§ **Given data**:
- - -

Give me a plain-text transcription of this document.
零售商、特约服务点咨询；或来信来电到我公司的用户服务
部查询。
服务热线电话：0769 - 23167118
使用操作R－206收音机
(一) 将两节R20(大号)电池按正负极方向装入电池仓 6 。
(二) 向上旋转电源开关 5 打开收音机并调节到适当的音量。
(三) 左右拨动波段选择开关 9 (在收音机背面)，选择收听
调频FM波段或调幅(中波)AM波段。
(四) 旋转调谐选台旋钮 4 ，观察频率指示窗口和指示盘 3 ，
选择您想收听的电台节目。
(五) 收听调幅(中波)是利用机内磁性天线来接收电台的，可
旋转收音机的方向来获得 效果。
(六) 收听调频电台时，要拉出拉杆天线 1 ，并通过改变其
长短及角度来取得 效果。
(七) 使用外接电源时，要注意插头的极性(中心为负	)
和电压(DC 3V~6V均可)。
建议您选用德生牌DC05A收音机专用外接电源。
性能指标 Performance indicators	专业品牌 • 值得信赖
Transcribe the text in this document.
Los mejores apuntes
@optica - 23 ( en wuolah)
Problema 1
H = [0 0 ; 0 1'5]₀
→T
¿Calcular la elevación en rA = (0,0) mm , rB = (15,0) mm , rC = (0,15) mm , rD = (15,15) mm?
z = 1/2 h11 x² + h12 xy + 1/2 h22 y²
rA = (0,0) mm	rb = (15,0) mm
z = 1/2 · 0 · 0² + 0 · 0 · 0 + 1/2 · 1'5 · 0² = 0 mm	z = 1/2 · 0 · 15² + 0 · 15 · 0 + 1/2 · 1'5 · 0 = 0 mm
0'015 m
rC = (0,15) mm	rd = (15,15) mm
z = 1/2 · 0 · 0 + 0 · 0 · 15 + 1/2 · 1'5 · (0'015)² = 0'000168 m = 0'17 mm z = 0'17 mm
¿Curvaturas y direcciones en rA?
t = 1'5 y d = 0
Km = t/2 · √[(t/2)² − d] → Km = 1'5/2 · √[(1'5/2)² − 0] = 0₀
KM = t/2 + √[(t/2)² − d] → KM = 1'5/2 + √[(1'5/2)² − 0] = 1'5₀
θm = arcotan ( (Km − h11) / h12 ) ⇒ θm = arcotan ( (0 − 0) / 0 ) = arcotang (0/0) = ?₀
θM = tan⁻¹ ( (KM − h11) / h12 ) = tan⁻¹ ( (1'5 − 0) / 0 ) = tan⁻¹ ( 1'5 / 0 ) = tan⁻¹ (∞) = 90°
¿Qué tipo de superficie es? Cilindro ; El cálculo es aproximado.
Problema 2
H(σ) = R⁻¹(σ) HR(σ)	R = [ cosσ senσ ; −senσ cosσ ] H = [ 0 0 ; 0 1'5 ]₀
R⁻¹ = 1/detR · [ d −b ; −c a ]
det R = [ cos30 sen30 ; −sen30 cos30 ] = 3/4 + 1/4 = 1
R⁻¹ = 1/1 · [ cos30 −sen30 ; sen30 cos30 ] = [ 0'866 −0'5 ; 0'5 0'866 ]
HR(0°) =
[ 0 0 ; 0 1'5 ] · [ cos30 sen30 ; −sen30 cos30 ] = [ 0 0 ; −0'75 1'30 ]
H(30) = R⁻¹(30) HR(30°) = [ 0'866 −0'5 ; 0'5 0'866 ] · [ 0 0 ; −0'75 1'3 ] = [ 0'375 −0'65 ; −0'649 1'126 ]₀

- - -

Extract every line above that contains the word "text".

Give me a plain-text transcription of this document.
Transcribe the text in this document.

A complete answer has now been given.